Page excerpt:

+-------+

SharePoint Data Connector
The SharePoint Data Connector enables federated SQL queries on documents stored in SharePoint.
datasets:
- from: sharepoint:drive:Documents/path:/top_secrets/
name: important_documents
params:
sharepoint_client_id: ${secrets:SPICE_SHAREPOINT_CLIENT_ID}
sharepoint_tenant_id: ${secrets:SPICE_SHAREPOINT_TENANT_ID}
sharepoint_client_secret: ${secrets:SPICE_SHAREPOINT_CLIENT_SECRET}
Example​
SELECT * FROM important_documents limit 1
Returns
[
{
"created_by_id": "cbccd193-f9f1-4603-b01d-ff6f3e6f2108",
"created_by_name": "Jack Eadie",
"created_at": "2024-09-09T04:57:00",
"c_tag": "\"c:{BD4D130F-2C95-4E59-9F93-85BD0A9E1B19},1\"",
"e_tag": "\"{BD4D130F-2C95-4E59-9F93-85BD0A9E1B19},1\"",
"id": "01YRH3MPAPCNG33FJMLFHJ7E4FXUFJ4GYZ",
"last_modified_by_id": "cbccd193-f9f1-4603-b01d-ff6f3e6f2108",
"last_modified_by_name": "Jack Eadie",
"last_modified_at": "2024-09-09T04:57:00",
"name": "ngx_google_perftools_module.md",
"size": 959,
"web_url": "https://spiceai.sharepoint.com/Shared%20Documents/md/ngx_google_perftools_module.md",
"content": "# Module ngx_google_perftools_module\n\nThe `ngx_google_perftools_module` module (0.6.29) enables profiling of nginx worker processes using [Google Performance Tools](https://github.com/gperftools/gperftools). The module is intended for nginx developers.\n\nThis module is not built by default, it should be enabled with the `--with-google_perftools_module` configuration parameter.\n\n> **Note:** This module requires the [gperftools](https://github.com/gperftools/gperftools) library.\n\n## Example Configuration\n\n```nginx\ngoogle_perftools_profiles /path/to/profile;\n```\n\nProfiles will be stored as `/path/to/profile.<worker_pid>`.\n\n## Directives\n\n### google_perftools_profiles\n\n- **Syntax:** `google_perftools_profiles file;`\n- **Default:** —\n- **Context:** `main`\n\nSets a file name that keeps profiling information of nginx worker process. The ID of the worker process is always a part of the file name and is appended to the end of the file name, after a dot.\n"
}
]
The sharepoint connector does not yet support creating a dataset from a single file (e.g. an Excel spreadsheet). Datasets must be created from a folder of documents (see Document Support).

+-------+

Records shown:

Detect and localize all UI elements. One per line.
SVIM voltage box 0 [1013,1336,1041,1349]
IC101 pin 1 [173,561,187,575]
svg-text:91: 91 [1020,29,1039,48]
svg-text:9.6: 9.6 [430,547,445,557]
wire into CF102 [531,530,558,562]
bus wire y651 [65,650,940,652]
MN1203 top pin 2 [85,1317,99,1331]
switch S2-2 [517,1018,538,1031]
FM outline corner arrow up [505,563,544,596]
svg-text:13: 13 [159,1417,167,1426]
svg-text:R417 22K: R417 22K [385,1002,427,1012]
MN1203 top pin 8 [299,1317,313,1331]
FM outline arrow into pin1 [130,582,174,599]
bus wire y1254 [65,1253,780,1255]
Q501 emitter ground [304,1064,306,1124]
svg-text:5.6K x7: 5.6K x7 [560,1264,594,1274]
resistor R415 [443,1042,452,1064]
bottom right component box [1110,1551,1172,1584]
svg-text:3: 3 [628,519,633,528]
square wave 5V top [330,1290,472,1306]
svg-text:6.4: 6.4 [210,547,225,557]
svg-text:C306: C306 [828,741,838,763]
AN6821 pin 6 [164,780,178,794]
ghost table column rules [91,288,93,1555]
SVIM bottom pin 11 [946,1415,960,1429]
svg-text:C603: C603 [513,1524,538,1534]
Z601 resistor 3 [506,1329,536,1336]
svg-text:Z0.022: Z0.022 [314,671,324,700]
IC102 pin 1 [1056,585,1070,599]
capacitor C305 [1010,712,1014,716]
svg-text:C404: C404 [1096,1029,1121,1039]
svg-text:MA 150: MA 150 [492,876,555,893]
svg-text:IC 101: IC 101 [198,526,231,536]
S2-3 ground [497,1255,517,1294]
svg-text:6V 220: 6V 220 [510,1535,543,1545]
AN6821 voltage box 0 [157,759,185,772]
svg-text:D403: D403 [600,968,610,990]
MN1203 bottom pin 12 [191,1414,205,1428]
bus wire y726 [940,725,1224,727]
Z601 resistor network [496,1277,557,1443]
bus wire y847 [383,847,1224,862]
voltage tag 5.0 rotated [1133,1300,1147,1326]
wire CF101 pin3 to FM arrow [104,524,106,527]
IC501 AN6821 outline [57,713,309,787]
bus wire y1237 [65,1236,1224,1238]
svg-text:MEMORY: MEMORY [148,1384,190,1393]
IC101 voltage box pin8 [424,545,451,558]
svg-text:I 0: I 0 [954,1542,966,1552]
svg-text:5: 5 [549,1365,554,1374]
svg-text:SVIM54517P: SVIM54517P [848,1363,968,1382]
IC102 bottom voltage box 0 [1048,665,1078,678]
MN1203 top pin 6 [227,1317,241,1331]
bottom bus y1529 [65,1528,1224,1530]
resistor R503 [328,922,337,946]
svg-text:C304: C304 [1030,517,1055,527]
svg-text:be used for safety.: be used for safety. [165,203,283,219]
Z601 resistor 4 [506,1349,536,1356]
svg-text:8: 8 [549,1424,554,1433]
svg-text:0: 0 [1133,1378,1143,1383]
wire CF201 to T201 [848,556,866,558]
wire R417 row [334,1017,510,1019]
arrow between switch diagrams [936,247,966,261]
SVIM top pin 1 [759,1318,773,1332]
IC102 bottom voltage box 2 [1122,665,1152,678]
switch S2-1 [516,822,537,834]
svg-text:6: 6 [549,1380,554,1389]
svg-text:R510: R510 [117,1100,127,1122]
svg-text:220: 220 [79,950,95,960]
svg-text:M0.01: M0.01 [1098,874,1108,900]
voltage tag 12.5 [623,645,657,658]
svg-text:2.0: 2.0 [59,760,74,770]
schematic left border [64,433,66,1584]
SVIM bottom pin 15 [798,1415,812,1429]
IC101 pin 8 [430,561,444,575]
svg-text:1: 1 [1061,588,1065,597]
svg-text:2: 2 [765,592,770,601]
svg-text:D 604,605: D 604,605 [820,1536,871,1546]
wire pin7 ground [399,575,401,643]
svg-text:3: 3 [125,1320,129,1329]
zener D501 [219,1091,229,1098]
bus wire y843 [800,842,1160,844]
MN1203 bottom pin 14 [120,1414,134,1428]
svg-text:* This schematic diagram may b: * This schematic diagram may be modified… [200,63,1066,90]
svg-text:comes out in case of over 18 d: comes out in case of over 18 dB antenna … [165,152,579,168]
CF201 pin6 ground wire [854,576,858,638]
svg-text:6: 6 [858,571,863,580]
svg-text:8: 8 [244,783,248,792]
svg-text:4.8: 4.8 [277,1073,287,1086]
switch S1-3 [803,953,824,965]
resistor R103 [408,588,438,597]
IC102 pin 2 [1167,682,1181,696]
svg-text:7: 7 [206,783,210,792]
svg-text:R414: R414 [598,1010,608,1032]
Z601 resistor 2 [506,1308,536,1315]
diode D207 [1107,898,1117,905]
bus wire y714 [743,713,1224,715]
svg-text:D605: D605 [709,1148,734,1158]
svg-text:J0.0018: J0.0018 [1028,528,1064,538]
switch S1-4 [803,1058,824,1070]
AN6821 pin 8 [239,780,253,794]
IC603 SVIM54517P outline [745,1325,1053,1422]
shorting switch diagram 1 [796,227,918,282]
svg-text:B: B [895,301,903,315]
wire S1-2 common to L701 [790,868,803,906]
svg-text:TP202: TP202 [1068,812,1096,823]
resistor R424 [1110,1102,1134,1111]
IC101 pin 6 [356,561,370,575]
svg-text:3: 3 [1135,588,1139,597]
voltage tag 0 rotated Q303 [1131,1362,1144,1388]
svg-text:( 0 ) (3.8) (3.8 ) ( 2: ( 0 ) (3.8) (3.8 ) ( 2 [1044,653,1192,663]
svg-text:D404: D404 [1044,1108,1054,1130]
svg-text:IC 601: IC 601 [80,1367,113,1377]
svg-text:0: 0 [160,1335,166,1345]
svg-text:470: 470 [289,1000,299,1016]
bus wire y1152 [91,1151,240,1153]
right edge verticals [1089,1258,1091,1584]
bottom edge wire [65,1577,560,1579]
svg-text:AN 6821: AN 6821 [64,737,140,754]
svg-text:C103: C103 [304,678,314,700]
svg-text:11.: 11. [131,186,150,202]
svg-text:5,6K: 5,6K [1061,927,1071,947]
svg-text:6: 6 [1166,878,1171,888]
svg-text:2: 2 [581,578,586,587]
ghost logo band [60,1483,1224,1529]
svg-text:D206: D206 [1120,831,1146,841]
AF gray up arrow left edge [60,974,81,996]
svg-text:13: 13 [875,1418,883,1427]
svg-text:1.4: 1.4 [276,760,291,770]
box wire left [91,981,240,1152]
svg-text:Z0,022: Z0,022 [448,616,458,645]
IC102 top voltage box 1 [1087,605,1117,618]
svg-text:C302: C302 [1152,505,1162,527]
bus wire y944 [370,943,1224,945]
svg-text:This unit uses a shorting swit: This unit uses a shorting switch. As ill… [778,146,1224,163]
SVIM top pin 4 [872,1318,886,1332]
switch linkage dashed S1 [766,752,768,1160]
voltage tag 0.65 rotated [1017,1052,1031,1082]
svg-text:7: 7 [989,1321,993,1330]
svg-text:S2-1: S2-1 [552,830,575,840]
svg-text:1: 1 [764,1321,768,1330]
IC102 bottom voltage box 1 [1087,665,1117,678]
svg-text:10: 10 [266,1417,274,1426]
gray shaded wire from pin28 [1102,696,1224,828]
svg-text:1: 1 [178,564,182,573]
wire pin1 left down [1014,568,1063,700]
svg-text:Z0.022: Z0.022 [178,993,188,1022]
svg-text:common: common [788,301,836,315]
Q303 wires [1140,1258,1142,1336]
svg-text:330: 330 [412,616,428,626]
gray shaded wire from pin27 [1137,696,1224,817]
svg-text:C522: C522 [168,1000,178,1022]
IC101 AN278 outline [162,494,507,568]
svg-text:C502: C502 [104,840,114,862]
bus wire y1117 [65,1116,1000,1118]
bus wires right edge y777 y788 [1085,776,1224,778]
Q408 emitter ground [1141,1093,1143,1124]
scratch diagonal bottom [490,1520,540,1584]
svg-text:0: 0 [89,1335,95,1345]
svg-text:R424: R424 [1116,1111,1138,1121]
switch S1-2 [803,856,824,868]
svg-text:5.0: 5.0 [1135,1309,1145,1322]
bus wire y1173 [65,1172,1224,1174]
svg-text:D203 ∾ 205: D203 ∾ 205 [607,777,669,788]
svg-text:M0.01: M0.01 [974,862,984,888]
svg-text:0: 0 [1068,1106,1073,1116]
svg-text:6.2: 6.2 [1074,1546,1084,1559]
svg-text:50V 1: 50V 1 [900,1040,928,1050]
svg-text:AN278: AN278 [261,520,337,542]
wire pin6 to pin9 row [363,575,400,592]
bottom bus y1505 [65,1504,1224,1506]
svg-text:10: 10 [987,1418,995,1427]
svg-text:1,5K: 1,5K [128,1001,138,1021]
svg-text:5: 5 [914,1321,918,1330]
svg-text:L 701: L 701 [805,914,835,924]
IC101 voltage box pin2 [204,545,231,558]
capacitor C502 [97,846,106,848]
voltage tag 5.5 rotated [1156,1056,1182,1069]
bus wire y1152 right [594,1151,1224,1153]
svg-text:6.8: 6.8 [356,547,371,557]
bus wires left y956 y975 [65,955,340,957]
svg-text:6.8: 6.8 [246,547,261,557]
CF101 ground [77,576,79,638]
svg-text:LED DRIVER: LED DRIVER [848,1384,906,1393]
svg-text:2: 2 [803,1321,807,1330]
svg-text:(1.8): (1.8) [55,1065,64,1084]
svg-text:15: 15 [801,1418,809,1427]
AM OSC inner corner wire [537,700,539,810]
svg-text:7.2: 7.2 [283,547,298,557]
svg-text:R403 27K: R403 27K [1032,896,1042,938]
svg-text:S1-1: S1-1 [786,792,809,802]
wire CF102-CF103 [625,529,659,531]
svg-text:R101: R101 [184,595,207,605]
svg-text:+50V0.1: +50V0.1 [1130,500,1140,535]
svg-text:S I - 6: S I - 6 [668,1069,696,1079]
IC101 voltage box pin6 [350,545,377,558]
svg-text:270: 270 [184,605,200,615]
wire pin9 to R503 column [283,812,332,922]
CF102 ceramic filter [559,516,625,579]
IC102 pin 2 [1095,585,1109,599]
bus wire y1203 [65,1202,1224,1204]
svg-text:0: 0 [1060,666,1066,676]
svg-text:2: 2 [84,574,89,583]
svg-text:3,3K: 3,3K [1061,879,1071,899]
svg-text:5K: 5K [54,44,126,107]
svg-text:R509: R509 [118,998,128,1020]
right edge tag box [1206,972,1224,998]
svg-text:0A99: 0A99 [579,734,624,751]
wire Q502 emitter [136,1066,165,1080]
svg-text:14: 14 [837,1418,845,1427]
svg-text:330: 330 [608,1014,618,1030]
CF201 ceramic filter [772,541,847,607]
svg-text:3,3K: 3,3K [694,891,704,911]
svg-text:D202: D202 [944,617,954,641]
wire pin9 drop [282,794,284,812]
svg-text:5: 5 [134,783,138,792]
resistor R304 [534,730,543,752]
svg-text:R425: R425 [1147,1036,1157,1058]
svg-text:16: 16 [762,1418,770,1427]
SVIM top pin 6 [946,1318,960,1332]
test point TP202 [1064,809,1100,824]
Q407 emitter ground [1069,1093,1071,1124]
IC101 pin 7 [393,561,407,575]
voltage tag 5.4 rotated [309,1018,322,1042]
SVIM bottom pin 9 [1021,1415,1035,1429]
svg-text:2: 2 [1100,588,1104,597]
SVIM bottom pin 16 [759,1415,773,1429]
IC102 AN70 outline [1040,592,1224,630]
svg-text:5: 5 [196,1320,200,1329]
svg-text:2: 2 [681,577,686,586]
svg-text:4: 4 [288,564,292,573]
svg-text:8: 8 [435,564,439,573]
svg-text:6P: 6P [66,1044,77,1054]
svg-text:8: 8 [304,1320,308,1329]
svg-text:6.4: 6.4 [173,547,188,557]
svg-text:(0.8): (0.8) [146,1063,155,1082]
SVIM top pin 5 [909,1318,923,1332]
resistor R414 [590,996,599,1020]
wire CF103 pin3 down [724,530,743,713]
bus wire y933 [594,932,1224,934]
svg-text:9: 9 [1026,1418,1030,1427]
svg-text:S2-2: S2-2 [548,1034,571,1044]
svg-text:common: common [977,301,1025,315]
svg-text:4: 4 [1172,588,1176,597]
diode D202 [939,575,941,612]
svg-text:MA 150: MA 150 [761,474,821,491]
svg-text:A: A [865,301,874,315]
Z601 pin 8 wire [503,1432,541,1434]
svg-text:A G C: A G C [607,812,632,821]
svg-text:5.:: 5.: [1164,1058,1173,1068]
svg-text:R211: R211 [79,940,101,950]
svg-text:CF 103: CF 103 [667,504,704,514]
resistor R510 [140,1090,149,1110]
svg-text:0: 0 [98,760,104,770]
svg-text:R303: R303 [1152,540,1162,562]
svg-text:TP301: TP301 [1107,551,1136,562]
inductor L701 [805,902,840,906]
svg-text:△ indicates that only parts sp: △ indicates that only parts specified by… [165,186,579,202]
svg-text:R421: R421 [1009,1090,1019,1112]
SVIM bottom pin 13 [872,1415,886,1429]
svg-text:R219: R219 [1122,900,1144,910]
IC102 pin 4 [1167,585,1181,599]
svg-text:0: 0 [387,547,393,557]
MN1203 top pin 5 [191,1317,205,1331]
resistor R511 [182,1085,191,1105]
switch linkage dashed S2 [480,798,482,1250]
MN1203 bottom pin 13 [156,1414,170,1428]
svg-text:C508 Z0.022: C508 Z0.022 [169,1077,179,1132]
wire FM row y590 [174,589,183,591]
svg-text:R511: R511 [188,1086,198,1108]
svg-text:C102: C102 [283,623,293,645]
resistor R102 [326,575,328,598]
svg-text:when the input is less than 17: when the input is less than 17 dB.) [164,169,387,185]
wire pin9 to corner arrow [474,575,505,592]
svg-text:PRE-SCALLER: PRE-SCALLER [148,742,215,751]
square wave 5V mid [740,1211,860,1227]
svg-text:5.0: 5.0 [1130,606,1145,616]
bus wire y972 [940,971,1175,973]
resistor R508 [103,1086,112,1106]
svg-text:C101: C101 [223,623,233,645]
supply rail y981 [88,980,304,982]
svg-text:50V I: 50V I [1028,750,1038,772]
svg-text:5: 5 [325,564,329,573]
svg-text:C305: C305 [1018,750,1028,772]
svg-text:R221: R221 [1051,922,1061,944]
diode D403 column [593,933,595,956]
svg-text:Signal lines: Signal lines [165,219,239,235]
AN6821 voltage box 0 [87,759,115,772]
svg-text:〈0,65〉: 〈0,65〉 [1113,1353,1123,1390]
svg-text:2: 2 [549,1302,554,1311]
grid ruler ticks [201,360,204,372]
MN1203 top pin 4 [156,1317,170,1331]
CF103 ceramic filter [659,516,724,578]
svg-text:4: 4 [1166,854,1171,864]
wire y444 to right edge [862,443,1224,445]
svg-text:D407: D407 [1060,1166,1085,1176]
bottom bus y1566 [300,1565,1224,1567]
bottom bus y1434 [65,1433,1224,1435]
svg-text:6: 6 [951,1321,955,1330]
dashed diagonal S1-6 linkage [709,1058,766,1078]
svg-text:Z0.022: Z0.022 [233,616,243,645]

+-------+

Tasks and exercises:
a – According to the SharePoint Data Connector page, what must a dataset be created from?
b – Continue the SharePoint Data Connector page after its final sentence.

Results:
a – A folder of documents.

b –
Configuration​
Parameters​
| Name | Required? | Description |
|---|---|---|
sharepoint_client_id | Yes | The client ID of the Azure AD (Entra) application |
sharepoint_tenant_id | Yes | The tenant ID of the Azure AD (Entra) application. |
sharepoint_client_secret | Optional | For service principal authentication. The client secret of the Azure AD (Entra) application. |
sharepoint_auth_code | Optional | For user authentication. The authorization code obtained from the OAuth2 flow (see spice login sharepoint docs). |
Only one of sharepoint_client_secret or sharepoint_auth_code is allowed.
from formats​
The from field in a SharePoint dataset takes the following format:
from: 'sharepoint:<drive_type>:<drive_id>/<subpath_type>:<subpath_value>'
Drives​
drive_type in a SharePoint Connector from field supports the following types:
| Drive Type | Description | Example |
|---|---|---|
drive | The SharePoint drive's name | from: sharepoint:drive:Documents/... |
driveID | The SharePoint drive's ID | from: sharepoint:driveId:b!Mh8opUGD80ec7zGXgX9r/... |
site | A SharePoint site's name | from: sharepoint:site:MySite/... |
siteID | A SharePoint site's ID | from: sharepoint:siteId:b!Mh8opUGD80ec7zGXgX9r/... |
group | A SharePoint group's name | from: sharepoint:group:MyGroup/... |
groupId | A SharePoint group's ID | from: sharepoint:groupId:b!Mh8opUGD80ec7zGXgX9r/... |
me | A user's OneDrive | from: sharepoint:me/... |
For the me drive type the user is identified based on sharepoint_client_code and cannot be used with sharepoint_client_secret
For a name-based drive_id, the connector will attempt to resolve the name to an ID at startup.
Subpaths​
Within a drive, the SharePoint connector can load documents from:
| Description | Example |
|---|---|
| The root of the drive | from: sharepoint:me/root |
| A specific path within the drive | from: sharepoint:drive:Documents/path:/top_secrets |
| A specific folder ID | from: sharepoint:group:MyGroup/id:01QM2NJSNHBISUGQ52P5AJQ3CBNOXDMVNT |
Authentication​
As outlined in the connector parameters, the SharePoint connector supports two types of authentication:
- Service principal authentication, by setting the
sharepoint_client_secretparameter. - User authentication, by setting the
sharepoint_auth_codeparameter. Generally this is obtained by runningspice login sharepointand following the OAuth2 flow.
Creating an Enterprise Application​
To use the SharePoint connector with service principal authentication, you will need to create an Azure AD application and grant it the necessary permissions. This will also support OAuth2 authentication for users within the tenant (i.e. sharepoint_auth_code).
- Create a new Azure AD application in the Azure portal.
- Under the application's
API permissions, add the following permissions:Sites.Read.All,Files.Read.All,User.Read,GroupMember.Read.All- For service principal authentication, Application permissions are required.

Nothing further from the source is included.